Selected text
▼
Michael Morris <tendo...@gmail.com> schrieb am Fr., 26. Jan. 2018, 02:06:

> On Thu, Jan 25, 2018 at 3:04 PM, Niklas Keller <m...@kelunik.com> wrote:
>
> >
> >>
> >> $a instanceof array<string>
> >>
> >
> > That might work, but array<string> should only return true if it's an
> > array, not for anything that implements ArrayAccess.
> >
> >
>
> Related:
>
> On Thu, Jan 25, 2018 at 4:11 PM, Levi Morrison <le...@php.net> wrote:
>
> >
> >
> > I see no value to this operator being applied to non-array
> > traversables.
>
>
> If an array access object can't masquerade as an array it loses some of its
> value, but Niklas is right - it is important to distinguish such objects
> from native arrays.  One solution would be to promote "iterable" to keyword
> status.  The flexibility to take any iterable will be needed I think.
>
> $a instanceof iterable<string>
>
> Would return true for anything iterable (which we can already test with
> is_iterable() ) where all values where strings.
>
> On Thu, Jan 25, 2018 at 4:11 PM, Levi Morrison <le...@php.net> wrote:
> >
> > Our iterators cannot always be reliably rewound, such as
> > when using generators. Checking that the generator returns only
> > strings would consume all the input and would therefore be useless.
>
>
> True - I hadn't thought of those. But as of PHP 7 generators can type
> declare their return value.


They can only define generator as return type, which is what they return
when you call a generator function.

Even if you could declare the return type of the generator, you'd still
have the same problem with the yielded values.
▲
[Document structure recognition data]
▼
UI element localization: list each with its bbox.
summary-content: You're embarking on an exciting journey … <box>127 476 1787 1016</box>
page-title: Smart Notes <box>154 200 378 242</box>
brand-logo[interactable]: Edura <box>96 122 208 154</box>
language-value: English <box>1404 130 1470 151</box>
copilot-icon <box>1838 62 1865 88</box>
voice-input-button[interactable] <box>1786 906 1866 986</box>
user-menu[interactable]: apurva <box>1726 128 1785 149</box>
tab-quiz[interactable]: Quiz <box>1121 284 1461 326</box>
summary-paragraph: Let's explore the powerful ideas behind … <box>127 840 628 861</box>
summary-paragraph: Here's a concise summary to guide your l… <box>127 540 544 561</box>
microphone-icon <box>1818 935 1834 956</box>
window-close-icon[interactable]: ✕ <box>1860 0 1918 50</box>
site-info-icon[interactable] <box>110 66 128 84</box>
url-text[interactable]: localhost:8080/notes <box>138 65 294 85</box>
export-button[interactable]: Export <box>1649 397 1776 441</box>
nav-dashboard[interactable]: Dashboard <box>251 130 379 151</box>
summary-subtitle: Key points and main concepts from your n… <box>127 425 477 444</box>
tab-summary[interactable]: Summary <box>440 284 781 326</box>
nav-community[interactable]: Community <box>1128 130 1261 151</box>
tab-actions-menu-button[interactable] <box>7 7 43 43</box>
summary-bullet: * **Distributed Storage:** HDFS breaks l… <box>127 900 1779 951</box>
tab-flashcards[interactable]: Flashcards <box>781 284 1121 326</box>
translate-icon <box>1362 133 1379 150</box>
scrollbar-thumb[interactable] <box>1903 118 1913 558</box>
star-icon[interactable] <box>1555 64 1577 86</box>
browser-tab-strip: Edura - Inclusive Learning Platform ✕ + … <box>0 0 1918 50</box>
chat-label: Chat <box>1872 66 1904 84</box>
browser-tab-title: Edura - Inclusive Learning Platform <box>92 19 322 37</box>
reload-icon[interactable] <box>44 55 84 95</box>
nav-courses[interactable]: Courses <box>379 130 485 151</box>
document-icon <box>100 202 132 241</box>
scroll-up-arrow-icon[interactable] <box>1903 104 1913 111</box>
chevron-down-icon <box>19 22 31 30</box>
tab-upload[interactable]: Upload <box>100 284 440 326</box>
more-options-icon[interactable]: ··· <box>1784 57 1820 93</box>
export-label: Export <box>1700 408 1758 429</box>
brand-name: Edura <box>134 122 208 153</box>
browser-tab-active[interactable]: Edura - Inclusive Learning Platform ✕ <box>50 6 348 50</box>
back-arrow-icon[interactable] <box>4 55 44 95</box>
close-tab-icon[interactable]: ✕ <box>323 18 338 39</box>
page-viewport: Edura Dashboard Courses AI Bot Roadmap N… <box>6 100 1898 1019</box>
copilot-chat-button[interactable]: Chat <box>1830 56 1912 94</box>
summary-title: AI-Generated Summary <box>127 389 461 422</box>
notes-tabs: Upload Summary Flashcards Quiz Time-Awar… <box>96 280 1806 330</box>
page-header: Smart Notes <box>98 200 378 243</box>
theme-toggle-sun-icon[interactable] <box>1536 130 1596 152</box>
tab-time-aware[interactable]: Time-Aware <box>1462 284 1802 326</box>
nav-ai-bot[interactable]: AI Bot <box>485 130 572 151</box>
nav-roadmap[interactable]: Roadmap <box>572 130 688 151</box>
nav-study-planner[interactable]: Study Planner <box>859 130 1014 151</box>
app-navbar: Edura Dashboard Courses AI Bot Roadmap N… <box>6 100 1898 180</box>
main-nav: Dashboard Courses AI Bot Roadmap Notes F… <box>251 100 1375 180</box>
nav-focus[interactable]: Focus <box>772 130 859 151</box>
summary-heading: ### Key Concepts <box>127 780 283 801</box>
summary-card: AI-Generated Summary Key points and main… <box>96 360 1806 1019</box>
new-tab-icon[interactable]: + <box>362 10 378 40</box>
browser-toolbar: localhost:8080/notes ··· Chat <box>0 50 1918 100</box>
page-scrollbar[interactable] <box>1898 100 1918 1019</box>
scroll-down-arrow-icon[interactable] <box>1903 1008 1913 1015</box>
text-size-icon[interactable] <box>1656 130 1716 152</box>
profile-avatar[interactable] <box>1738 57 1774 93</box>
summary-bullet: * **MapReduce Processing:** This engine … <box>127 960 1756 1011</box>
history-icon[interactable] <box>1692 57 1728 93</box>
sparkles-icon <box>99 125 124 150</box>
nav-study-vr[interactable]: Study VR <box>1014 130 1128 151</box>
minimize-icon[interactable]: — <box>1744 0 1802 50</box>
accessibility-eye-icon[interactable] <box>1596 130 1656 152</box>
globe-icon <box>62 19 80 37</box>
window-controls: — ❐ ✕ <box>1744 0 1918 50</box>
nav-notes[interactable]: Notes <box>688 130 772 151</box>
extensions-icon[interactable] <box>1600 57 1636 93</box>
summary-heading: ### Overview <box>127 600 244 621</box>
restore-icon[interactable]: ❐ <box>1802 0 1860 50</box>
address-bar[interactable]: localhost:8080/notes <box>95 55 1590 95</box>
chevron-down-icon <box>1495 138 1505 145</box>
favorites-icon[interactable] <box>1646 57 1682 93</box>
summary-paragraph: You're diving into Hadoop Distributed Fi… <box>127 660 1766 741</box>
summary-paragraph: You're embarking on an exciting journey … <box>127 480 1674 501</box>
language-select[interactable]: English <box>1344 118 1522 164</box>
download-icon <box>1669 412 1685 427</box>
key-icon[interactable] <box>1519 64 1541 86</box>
▲
Exercise tasks
A: According to the email thread, what is the only return type that a generator can define?
B: Copy out everything in the email thread from "Michael Morris <tendo...@gmail.com>" down to "that implements ArrayAccess.".

Results in order
A: A generator can only define generator as its return type, which is what it returns when you call a generator function.

B:
Michael Morris <tendo...@gmail.com> schrieb am Fr., 26. Jan. 2018, 02:06:

> On Thu, Jan 25, 2018 at 3:04 PM, Niklas Keller <m...@kelunik.com> wrote:
>
> >
> >>
> >> $a instanceof array<string>
> >>
> >
> > That might work, but array<string> should only return true if it's an
> > array, not for anything that implements ArrayAccess.